The data below must be copied in full and without any change.

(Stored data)
::::::::::

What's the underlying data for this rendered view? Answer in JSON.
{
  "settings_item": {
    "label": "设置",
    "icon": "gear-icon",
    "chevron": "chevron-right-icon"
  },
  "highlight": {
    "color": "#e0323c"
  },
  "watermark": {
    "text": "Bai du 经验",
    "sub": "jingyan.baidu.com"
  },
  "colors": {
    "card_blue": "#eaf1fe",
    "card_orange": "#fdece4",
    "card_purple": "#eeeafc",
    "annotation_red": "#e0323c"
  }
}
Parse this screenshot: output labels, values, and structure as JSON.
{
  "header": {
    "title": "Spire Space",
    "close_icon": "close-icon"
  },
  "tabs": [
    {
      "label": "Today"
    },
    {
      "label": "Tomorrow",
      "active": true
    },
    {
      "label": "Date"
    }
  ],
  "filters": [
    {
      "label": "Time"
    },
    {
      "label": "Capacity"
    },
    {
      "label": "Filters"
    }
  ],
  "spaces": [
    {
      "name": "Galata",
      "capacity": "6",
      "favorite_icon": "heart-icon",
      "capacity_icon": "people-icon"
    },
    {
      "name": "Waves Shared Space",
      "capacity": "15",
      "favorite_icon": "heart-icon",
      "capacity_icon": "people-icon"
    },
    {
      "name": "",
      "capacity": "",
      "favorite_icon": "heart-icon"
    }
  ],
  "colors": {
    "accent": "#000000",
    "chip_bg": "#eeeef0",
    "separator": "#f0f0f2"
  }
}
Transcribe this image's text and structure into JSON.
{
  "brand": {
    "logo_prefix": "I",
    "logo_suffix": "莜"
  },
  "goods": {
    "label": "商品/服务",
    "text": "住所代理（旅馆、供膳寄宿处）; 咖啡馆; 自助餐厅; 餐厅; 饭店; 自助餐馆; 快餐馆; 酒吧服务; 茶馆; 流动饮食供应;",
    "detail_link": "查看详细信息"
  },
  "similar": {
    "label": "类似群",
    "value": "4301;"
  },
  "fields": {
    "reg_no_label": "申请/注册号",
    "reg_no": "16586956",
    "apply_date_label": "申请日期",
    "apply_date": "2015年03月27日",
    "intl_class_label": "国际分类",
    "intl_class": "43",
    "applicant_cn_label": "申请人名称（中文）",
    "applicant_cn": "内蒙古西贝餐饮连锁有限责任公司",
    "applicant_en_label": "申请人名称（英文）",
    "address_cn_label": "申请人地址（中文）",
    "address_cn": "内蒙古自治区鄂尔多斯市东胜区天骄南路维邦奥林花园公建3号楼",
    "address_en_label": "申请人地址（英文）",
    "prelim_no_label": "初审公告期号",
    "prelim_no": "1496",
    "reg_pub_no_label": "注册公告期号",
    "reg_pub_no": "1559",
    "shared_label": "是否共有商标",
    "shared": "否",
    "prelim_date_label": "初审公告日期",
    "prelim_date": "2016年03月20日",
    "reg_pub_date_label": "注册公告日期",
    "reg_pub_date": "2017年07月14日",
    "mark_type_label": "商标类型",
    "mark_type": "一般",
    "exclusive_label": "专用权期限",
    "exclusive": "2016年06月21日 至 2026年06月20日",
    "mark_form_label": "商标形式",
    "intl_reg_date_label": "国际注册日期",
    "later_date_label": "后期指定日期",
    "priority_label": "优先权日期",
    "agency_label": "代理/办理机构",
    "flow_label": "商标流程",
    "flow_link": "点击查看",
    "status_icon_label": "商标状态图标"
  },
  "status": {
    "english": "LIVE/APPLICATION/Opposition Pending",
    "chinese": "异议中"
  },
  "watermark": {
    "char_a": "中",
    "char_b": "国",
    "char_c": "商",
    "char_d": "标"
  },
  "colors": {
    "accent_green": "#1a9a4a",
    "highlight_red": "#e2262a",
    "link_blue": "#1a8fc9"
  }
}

::::::::::

Task answer =>
What's the underlying data for this rendered view? Answer in JSON.
{
  "settings_item": {
    "label": "设置",
    "icon": "gear-icon",
    "chevron": "chevron-right-icon"
  },
  "highlight": {
    "color": "#e0323c"
  },
  "watermark": {
    "text": "Bai du 经验",
    "sub": "jingyan.baidu.com"
  },
  "colors": {
    "card_blue": "#eaf1fe",
    "card_orange": "#fdece4",
    "card_purple": "#eeeafc",
    "annotation_red": "#e0323c"
  }
}
Parse this screenshot: output labels, values, and structure as JSON.
{
  "header": {
    "title": "Spire Space",
    "close_icon": "close-icon"
  },
  "tabs": [
    {
      "label": "Today"
    },
    {
      "label": "Tomorrow",
      "active": true
    },
    {
      "label": "Date"
    }
  ],
  "filters": [
    {
      "label": "Time"
    },
    {
      "label": "Capacity"
    },
    {
      "label": "Filters"
    }
  ],
  "spaces": [
    {
      "name": "Galata",
      "capacity": "6",
      "favorite_icon": "heart-icon",
      "capacity_icon": "people-icon"
    },
    {
      "name": "Waves Shared Space",
      "capacity": "15",
      "favorite_icon": "heart-icon",
      "capacity_icon": "people-icon"
    },
    {
      "name": "",
      "capacity": "",
      "favorite_icon": "heart-icon"
    }
  ],
  "colors": {
    "accent": "#000000",
    "chip_bg": "#eeeef0",
    "separator": "#f0f0f2"
  }
}
Transcribe this image's text and structure into JSON.
{
  "brand": {
    "logo_prefix": "I",
    "logo_suffix": "莜"
  },
  "goods": {
    "label": "商品/服务",
    "text": "住所代理（旅馆、供膳寄宿处）; 咖啡馆; 自助餐厅; 餐厅; 饭店; 自助餐馆; 快餐馆; 酒吧服务; 茶馆; 流动饮食供应;",
    "detail_link": "查看详细信息"
  },
  "similar": {
    "label": "类似群",
    "value": "4301;"
  },
  "fields": {
    "reg_no_label": "申请/注册号",
    "reg_no": "16586956",
    "apply_date_label": "申请日期",
    "apply_date": "2015年03月27日",
    "intl_class_label": "国际分类",
    "intl_class": "43",
    "applicant_cn_label": "申请人名称（中文）",
    "applicant_cn": "内蒙古西贝餐饮连锁有限责任公司",
    "applicant_en_label": "申请人名称（英文）",
    "address_cn_label": "申请人地址（中文）",
    "address_cn": "内蒙古自治区鄂尔多斯市东胜区天骄南路维邦奥林花园公建3号楼",
    "address_en_label": "申请人地址（英文）",
    "prelim_no_label": "初审公告期号",
    "prelim_no": "1496",
    "reg_pub_no_label": "注册公告期号",
    "reg_pub_no": "1559",
    "shared_label": "是否共有商标",
    "shared": "否",
    "prelim_date_label": "初审公告日期",
    "prelim_date": "2016年03月20日",
    "reg_pub_date_label": "注册公告日期",
    "reg_pub_date": "2017年07月14日",
    "mark_type_label": "商标类型",
    "mark_type": "一般",
    "exclusive_label": "专用权期限",
    "exclusive": "2016年06月21日 至 2026年06月20日",
    "mark_form_label": "商标形式",
    "intl_reg_date_label": "国际注册日期",
    "later_date_label": "后期指定日期",
    "priority_label": "优先权日期",
    "agency_label": "代理/办理机构",
    "flow_label": "商标流程",
    "flow_link": "点击查看",
    "status_icon_label": "商标状态图标"
  },
  "status": {
    "english": "LIVE/APPLICATION/Opposition Pending",
    "chinese": "异议中"
  },
  "watermark": {
    "char_a": "中",
    "char_b": "国",
    "char_c": "商",
    "char_d": "标"
  },
  "colors": {
    "accent_green": "#1a9a4a",
    "highlight_red": "#e2262a",
    "link_blue": "#1a8fc9"
  }
}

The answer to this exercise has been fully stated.